YOUR TASK:
Count every line of these entries that holds the word "value", and reply with the number only.

Items from a data source:
******
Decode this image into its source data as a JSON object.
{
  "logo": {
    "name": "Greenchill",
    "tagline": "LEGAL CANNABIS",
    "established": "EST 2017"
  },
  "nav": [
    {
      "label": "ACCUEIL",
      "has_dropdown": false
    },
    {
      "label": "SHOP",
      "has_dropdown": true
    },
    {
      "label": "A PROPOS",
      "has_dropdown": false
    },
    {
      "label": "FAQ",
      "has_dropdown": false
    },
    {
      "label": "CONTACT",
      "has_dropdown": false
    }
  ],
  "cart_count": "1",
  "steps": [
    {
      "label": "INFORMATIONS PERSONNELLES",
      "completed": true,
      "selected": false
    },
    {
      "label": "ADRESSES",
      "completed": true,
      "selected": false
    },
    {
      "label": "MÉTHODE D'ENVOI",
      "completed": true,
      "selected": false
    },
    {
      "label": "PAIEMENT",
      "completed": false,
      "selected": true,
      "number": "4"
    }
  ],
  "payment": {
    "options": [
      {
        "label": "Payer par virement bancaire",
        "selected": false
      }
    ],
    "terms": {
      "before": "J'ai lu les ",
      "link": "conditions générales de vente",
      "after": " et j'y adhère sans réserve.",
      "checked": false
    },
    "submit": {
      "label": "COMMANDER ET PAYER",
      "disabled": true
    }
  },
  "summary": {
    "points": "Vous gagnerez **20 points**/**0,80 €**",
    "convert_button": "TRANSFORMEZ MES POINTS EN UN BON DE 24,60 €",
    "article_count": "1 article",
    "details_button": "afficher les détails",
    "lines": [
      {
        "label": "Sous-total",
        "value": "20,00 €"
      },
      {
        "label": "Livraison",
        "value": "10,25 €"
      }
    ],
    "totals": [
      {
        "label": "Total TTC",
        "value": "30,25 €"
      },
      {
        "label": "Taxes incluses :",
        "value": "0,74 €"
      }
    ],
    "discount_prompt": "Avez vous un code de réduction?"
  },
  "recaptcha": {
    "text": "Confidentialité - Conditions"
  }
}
******
WORKED ANSWER:
4